-- start --

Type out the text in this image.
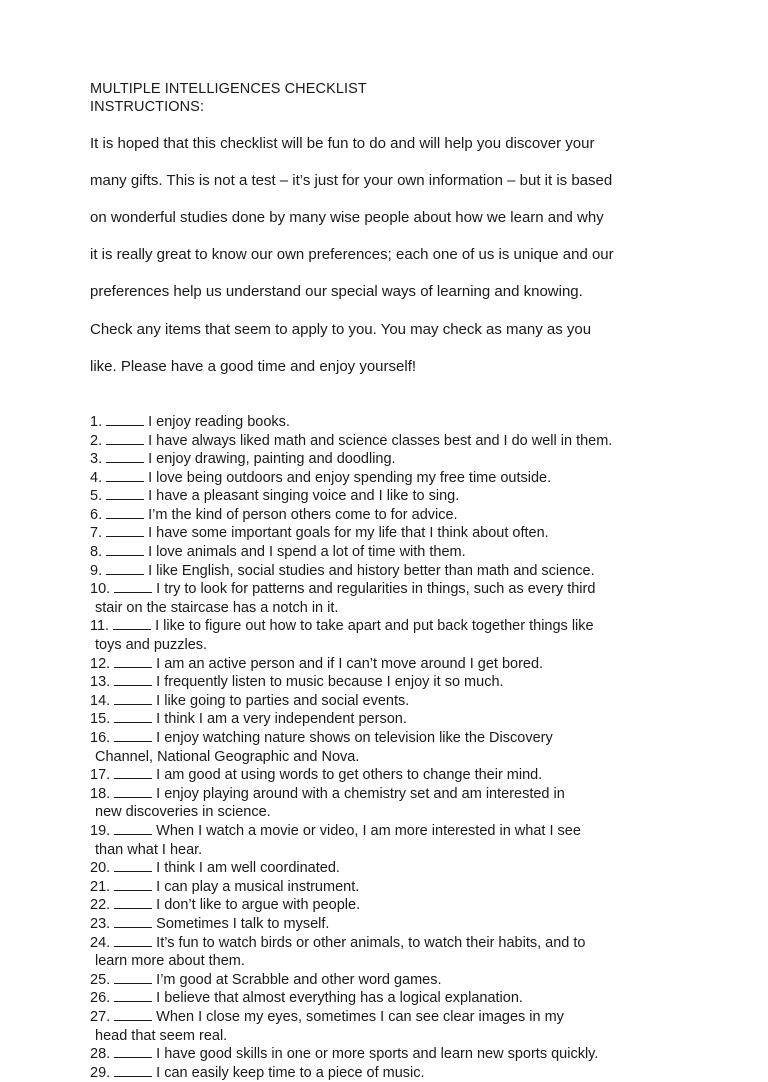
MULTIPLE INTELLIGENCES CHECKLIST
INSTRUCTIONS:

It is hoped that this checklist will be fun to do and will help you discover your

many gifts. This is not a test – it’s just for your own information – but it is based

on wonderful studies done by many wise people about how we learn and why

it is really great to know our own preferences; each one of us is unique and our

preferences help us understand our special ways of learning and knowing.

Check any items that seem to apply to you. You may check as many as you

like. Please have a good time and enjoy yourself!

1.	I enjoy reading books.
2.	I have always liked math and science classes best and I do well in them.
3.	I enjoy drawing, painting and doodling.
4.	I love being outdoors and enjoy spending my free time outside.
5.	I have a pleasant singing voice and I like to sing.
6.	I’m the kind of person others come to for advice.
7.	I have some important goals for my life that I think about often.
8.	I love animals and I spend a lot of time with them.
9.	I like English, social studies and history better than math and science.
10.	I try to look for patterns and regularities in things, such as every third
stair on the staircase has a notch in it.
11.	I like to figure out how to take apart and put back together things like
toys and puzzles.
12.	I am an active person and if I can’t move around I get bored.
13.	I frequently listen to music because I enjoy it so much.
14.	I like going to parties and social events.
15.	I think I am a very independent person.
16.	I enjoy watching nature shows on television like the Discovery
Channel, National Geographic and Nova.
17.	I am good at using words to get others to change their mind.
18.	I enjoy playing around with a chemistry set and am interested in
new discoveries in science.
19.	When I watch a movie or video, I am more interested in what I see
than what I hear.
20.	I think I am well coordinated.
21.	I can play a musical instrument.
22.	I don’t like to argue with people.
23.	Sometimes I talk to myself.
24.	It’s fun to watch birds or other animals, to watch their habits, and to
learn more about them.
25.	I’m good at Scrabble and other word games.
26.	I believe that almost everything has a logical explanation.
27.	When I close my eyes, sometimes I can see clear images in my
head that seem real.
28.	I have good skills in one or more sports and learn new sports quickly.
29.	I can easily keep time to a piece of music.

-- end --

Your task:
Reproduce all of the data exactly, omitting each picture it holds.

Task solution:
Type out the text in this image.
MULTIPLE INTELLIGENCES CHECKLIST
INSTRUCTIONS:

It is hoped that this checklist will be fun to do and will help you discover your

many gifts. This is not a test – it’s just for your own information – but it is based

on wonderful studies done by many wise people about how we learn and why

it is really great to know our own preferences; each one of us is unique and our

preferences help us understand our special ways of learning and knowing.

Check any items that seem to apply to you. You may check as many as you

like. Please have a good time and enjoy yourself!

1.	I enjoy reading books.
2.	I have always liked math and science classes best and I do well in them.
3.	I enjoy drawing, painting and doodling.
4.	I love being outdoors and enjoy spending my free time outside.
5.	I have a pleasant singing voice and I like to sing.
6.	I’m the kind of person others come to for advice.
7.	I have some important goals for my life that I think about often.
8.	I love animals and I spend a lot of time with them.
9.	I like English, social studies and history better than math and science.
10.	I try to look for patterns and regularities in things, such as every third
stair on the staircase has a notch in it.
11.	I like to figure out how to take apart and put back together things like
toys and puzzles.
12.	I am an active person and if I can’t move around I get bored.
13.	I frequently listen to music because I enjoy it so much.
14.	I like going to parties and social events.
15.	I think I am a very independent person.
16.	I enjoy watching nature shows on television like the Discovery
Channel, National Geographic and Nova.
17.	I am good at using words to get others to change their mind.
18.	I enjoy playing around with a chemistry set and am interested in
new discoveries in science.
19.	When I watch a movie or video, I am more interested in what I see
than what I hear.
20.	I think I am well coordinated.
21.	I can play a musical instrument.
22.	I don’t like to argue with people.
23.	Sometimes I talk to myself.
24.	It’s fun to watch birds or other animals, to watch their habits, and to
learn more about them.
25.	I’m good at Scrabble and other word games.
26.	I believe that almost everything has a logical explanation.
27.	When I close my eyes, sometimes I can see clear images in my
head that seem real.
28.	I have good skills in one or more sports and learn new sports quickly.
29.	I can easily keep time to a piece of music.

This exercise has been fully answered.